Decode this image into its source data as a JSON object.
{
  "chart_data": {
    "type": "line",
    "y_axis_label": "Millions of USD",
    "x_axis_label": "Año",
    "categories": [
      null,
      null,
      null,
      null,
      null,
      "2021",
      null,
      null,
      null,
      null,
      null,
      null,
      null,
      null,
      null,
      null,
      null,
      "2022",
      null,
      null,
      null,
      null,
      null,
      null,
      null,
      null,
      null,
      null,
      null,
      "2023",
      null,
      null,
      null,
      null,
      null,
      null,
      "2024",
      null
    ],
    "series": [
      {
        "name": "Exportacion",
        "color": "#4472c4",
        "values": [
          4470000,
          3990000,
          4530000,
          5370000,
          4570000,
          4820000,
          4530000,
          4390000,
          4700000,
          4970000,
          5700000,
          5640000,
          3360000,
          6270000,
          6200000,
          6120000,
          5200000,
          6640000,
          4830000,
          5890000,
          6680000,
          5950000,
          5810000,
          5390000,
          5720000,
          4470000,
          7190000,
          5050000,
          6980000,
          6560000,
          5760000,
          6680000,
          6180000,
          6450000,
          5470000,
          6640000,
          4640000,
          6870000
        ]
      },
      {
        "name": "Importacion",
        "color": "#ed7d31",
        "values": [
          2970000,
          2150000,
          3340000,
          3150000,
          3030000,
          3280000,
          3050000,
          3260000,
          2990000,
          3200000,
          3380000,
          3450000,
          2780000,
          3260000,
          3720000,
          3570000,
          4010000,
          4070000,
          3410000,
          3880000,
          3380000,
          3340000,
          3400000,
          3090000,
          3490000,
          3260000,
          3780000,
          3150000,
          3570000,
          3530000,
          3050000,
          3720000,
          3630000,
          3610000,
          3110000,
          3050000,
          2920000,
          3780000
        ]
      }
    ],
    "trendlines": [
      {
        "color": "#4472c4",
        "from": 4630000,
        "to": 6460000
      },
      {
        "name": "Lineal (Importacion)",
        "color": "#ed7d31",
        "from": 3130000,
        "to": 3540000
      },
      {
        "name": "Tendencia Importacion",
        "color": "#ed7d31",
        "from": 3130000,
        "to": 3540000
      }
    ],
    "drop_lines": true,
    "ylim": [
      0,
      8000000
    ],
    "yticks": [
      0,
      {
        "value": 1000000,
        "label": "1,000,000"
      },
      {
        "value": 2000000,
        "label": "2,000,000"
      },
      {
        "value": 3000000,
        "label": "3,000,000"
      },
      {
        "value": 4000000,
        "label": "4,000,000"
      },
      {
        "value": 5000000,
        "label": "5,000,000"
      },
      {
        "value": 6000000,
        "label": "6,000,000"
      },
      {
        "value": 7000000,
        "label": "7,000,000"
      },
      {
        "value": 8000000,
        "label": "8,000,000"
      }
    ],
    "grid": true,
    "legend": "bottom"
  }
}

REQUEST = Write the data from above out again, exactly.

COMPLETE OUTPUT =
Decode this image into its source data as a JSON object.
{
  "chart_data": {
    "type": "line",
    "y_axis_label": "Millions of USD",
    "x_axis_label": "Año",
    "categories": [
      null,
      null,
      null,
      null,
      null,
      "2021",
      null,
      null,
      null,
      null,
      null,
      null,
      null,
      null,
      null,
      null,
      null,
      "2022",
      null,
      null,
      null,
      null,
      null,
      null,
      null,
      null,
      null,
      null,
      null,
      "2023",
      null,
      null,
      null,
      null,
      null,
      null,
      "2024",
      null
    ],
    "series": [
      {
        "name": "Exportacion",
        "color": "#4472c4",
        "values": [
          4470000,
          3990000,
          4530000,
          5370000,
          4570000,
          4820000,
          4530000,
          4390000,
          4700000,
          4970000,
          5700000,
          5640000,
          3360000,
          6270000,
          6200000,
          6120000,
          5200000,
          6640000,
          4830000,
          5890000,
          6680000,
          5950000,
          5810000,
          5390000,
          5720000,
          4470000,
          7190000,
          5050000,
          6980000,
          6560000,
          5760000,
          6680000,
          6180000,
          6450000,
          5470000,
          6640000,
          4640000,
          6870000
        ]
      },
      {
        "name": "Importacion",
        "color": "#ed7d31",
        "values": [
          2970000,
          2150000,
          3340000,
          3150000,
          3030000,
          3280000,
          3050000,
          3260000,
          2990000,
          3200000,
          3380000,
          3450000,
          2780000,
          3260000,
          3720000,
          3570000,
          4010000,
          4070000,
          3410000,
          3880000,
          3380000,
          3340000,
          3400000,
          3090000,
          3490000,
          3260000,
          3780000,
          3150000,
          3570000,
          3530000,
          3050000,
          3720000,
          3630000,
          3610000,
          3110000,
          3050000,
          2920000,
          3780000
        ]
      }
    ],
    "trendlines": [
      {
        "color": "#4472c4",
        "from": 4630000,
        "to": 6460000
      },
      {
        "name": "Lineal (Importacion)",
        "color": "#ed7d31",
        "from": 3130000,
        "to": 3540000
      },
      {
        "name": "Tendencia Importacion",
        "color": "#ed7d31",
        "from": 3130000,
        "to": 3540000
      }
    ],
    "drop_lines": true,
    "ylim": [
      0,
      8000000
    ],
    "yticks": [
      0,
      {
        "value": 1000000,
        "label": "1,000,000"
      },
      {
        "value": 2000000,
        "label": "2,000,000"
      },
      {
        "value": 3000000,
        "label": "3,000,000"
      },
      {
        "value": 4000000,
        "label": "4,000,000"
      },
      {
        "value": 5000000,
        "label": "5,000,000"
      },
      {
        "value": 6000000,
        "label": "6,000,000"
      },
      {
        "value": 7000000,
        "label": "7,000,000"
      },
      {
        "value": 8000000,
        "label": "8,000,000"
      }
    ],
    "grid": true,
    "legend": "bottom"
  }
}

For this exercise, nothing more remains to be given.